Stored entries
--- begin ---
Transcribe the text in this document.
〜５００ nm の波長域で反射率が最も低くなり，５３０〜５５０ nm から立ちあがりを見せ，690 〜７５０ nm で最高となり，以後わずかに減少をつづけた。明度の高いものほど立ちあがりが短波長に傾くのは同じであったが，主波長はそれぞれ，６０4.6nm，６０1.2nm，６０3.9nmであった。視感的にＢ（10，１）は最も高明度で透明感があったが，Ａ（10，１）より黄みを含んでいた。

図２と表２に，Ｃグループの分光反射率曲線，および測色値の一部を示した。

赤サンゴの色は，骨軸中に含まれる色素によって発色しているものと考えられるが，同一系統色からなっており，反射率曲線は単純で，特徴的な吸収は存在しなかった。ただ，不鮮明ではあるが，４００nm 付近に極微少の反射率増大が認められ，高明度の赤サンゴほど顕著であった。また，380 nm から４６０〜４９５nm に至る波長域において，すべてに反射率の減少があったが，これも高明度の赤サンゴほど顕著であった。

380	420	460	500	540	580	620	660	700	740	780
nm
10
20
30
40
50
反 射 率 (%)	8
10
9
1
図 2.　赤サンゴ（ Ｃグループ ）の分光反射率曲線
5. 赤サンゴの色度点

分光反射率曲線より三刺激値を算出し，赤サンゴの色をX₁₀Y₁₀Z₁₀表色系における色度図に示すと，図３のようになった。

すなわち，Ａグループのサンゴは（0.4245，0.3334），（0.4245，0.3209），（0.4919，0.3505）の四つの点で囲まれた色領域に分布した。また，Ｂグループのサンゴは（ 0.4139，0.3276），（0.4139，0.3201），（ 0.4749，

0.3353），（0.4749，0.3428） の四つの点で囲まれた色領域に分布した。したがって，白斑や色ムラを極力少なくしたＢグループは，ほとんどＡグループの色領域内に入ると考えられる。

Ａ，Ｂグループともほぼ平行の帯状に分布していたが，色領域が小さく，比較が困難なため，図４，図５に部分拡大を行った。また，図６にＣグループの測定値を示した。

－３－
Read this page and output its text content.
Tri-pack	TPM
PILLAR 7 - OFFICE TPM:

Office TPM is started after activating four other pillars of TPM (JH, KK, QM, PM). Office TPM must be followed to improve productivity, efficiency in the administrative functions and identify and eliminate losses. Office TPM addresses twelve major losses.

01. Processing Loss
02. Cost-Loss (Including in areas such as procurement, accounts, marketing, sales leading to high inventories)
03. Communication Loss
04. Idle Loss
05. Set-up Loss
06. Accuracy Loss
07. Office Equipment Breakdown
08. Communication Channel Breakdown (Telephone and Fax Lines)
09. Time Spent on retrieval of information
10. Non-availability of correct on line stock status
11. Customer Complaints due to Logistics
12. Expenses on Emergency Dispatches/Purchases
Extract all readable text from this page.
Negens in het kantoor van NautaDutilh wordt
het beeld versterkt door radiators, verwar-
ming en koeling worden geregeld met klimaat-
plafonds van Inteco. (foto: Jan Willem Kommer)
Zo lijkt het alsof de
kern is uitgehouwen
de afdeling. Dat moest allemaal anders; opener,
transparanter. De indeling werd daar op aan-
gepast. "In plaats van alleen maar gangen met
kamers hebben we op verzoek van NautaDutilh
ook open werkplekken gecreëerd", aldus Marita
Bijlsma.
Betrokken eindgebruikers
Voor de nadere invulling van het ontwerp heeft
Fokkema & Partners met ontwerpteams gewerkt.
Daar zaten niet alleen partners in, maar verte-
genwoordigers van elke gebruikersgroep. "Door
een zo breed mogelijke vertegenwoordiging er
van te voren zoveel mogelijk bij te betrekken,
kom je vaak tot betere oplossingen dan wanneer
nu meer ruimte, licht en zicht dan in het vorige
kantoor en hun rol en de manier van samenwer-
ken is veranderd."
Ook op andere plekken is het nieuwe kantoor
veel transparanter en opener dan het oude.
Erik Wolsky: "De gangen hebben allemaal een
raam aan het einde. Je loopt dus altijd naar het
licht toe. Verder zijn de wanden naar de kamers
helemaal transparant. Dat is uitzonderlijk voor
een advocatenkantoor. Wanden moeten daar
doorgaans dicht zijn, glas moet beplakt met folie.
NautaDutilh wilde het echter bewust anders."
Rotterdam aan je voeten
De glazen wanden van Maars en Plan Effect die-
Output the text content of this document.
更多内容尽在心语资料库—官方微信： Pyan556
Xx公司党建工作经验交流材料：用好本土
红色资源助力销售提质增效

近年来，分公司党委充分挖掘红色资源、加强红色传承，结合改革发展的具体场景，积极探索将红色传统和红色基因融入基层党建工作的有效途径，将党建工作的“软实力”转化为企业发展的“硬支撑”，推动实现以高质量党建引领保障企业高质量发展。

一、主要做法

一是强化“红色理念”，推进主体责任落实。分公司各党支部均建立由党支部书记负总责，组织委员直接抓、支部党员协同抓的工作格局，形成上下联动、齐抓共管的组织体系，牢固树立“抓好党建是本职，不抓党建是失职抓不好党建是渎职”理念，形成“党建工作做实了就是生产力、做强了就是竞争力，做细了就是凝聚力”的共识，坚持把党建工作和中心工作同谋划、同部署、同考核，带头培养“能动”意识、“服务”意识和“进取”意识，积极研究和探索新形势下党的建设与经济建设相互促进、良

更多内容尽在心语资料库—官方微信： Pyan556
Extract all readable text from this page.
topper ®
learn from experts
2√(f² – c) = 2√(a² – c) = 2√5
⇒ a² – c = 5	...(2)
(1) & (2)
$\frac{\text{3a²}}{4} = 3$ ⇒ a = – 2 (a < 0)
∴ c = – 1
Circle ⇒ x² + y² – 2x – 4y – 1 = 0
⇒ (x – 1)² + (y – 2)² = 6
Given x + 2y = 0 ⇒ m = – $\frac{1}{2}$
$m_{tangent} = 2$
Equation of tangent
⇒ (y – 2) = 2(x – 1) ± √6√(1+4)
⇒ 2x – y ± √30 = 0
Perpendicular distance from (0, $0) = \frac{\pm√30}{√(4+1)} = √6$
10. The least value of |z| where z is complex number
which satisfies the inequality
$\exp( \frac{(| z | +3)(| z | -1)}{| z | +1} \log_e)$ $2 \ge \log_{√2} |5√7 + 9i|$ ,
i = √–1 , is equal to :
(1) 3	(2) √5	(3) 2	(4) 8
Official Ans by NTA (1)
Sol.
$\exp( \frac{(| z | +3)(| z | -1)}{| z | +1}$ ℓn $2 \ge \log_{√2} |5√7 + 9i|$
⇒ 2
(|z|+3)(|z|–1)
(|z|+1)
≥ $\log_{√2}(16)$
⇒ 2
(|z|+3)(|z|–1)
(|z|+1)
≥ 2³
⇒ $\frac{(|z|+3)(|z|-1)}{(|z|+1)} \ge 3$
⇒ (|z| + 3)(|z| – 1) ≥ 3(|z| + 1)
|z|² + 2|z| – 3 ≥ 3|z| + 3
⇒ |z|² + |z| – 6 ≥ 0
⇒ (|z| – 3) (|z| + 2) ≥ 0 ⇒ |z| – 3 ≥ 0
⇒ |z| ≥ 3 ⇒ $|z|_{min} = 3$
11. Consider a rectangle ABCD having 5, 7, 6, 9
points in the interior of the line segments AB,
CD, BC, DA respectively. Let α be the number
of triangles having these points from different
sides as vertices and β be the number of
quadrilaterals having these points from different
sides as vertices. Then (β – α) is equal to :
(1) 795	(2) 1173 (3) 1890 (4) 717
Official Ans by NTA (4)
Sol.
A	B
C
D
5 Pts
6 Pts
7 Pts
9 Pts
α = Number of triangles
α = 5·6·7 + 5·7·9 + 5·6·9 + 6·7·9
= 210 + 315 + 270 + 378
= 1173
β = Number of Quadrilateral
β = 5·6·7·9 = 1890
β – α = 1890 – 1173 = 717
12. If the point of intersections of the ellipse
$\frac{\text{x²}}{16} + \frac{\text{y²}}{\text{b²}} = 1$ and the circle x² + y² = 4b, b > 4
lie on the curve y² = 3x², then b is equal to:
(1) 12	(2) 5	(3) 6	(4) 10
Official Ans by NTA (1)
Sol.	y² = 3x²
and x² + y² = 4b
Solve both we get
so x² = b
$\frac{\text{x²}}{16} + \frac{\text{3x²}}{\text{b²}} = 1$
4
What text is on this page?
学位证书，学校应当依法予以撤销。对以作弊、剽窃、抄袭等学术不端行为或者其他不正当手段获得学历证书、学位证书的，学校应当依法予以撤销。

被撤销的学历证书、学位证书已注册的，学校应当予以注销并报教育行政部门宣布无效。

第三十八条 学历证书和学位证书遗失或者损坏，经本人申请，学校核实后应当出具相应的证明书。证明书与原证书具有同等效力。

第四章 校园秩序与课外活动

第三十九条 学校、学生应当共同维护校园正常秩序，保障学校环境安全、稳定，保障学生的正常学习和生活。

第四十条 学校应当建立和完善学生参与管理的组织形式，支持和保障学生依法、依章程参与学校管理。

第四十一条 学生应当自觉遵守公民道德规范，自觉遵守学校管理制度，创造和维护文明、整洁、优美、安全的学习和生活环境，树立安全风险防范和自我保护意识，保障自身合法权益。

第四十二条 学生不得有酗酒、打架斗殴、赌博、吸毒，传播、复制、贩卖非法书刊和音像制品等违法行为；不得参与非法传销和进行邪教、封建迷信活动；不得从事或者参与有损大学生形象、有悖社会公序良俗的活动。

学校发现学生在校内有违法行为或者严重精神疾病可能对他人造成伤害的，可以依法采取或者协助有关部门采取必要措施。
--- end ---
Extract, from the listing above, every line where the string "naar" occurs.

raam aan het einde. Je loopt dus altijd naar het
licht toe. Verder zijn de wanden naar de kamers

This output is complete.